====== PROVIDED RECORDS

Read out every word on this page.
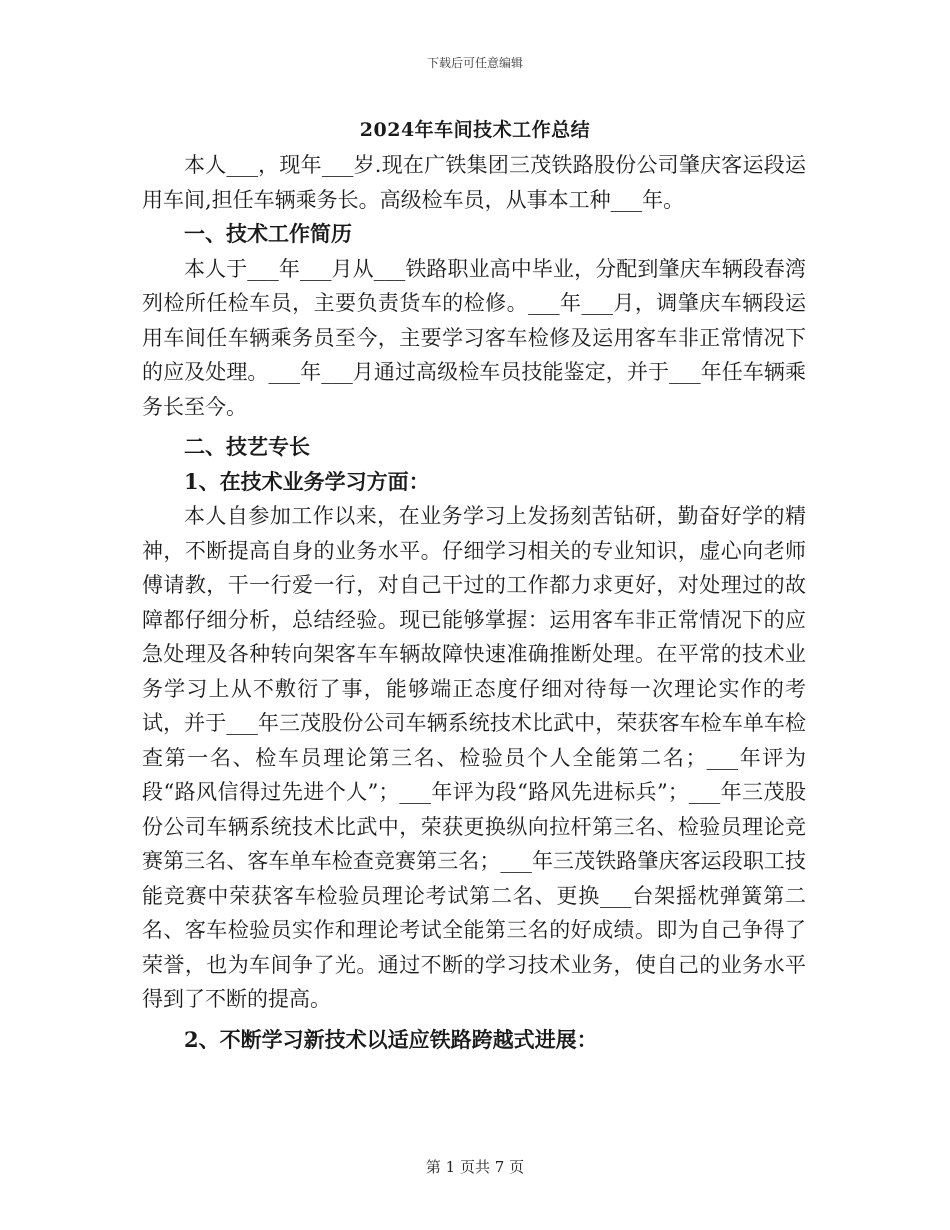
下载后可任意编辑
2024年车间技术工作总结

本人___，现年___岁.现在广铁集团三茂铁路股份公司肇庆客运段运用车间,担任车辆乘务长。高级检车员，从事本工种___年。

一、技术工作简历

本人于___年___月从___铁路职业高中毕业，分配到肇庆车辆段春湾列检所任检车员，主要负责货车的检修。___年___月，调肇庆车辆段运用车间任车辆乘务员至今，主要学习客车检修及运用客车非正常情况下的应及处理。___年___月通过高级检车员技能鉴定，并于___年任车辆乘务长至今。

二、技艺专长

1、在技术业务学习方面：

本人自参加工作以来，在业务学习上发扬刻苦钻研，勤奋好学的精神，不断提高自身的业务水平。仔细学习相关的专业知识，虚心向老师傅请教，干一行爱一行，对自己干过的工作都力求更好，对处理过的故障都仔细分析，总结经验。现已能够掌握：运用客车非正常情况下的应急处理及各种转向架客车车辆故障快速准确推断处理。在平常的技术业务学习上从不敷衍了事，能够端正态度仔细对待每一次理论实作的考试，并于___年三茂股份公司车辆系统技术比武中，荣获客车检车单车检查第一名、检车员理论第三名、检验员个人全能第二名；___年评为段“路风信得过先进个人”；___年评为段“路风先进标兵”；___年三茂股份公司车辆系统技术比武中，荣获更换纵向拉杆第三名、检验员理论竞赛第三名、客车单车检查竞赛第三名；___年三茂铁路肇庆客运段职工技能竞赛中荣获客车检验员理论考试第二名、更换___台架摇枕弹簧第二名、客车检验员实作和理论考试全能第三名的好成绩。即为自己争得了荣誉，也为车间争了光。通过不断的学习技术业务，使自己的业务水平得到了不断的提高。

2、不断学习新技术以适应铁路跨越式进展：

第 1 页共 7 页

============

WHAT THE TASK REQUIRES: Exclude every picture and copy the remaining data exactly.

ANSWER:
Read out every word on this page.
下载后可任意编辑
2024年车间技术工作总结

本人___，现年___岁.现在广铁集团三茂铁路股份公司肇庆客运段运用车间,担任车辆乘务长。高级检车员，从事本工种___年。

一、技术工作简历

本人于___年___月从___铁路职业高中毕业，分配到肇庆车辆段春湾列检所任检车员，主要负责货车的检修。___年___月，调肇庆车辆段运用车间任车辆乘务员至今，主要学习客车检修及运用客车非正常情况下的应及处理。___年___月通过高级检车员技能鉴定，并于___年任车辆乘务长至今。

二、技艺专长

1、在技术业务学习方面：

本人自参加工作以来，在业务学习上发扬刻苦钻研，勤奋好学的精神，不断提高自身的业务水平。仔细学习相关的专业知识，虚心向老师傅请教，干一行爱一行，对自己干过的工作都力求更好，对处理过的故障都仔细分析，总结经验。现已能够掌握：运用客车非正常情况下的应急处理及各种转向架客车车辆故障快速准确推断处理。在平常的技术业务学习上从不敷衍了事，能够端正态度仔细对待每一次理论实作的考试，并于___年三茂股份公司车辆系统技术比武中，荣获客车检车单车检查第一名、检车员理论第三名、检验员个人全能第二名；___年评为段“路风信得过先进个人”；___年评为段“路风先进标兵”；___年三茂股份公司车辆系统技术比武中，荣获更换纵向拉杆第三名、检验员理论竞赛第三名、客车单车检查竞赛第三名；___年三茂铁路肇庆客运段职工技能竞赛中荣获客车检验员理论考试第二名、更换___台架摇枕弹簧第二名、客车检验员实作和理论考试全能第三名的好成绩。即为自己争得了荣誉，也为车间争了光。通过不断的学习技术业务，使自己的业务水平得到了不断的提高。

2、不断学习新技术以适应铁路跨越式进展：

第 1 页共 7 页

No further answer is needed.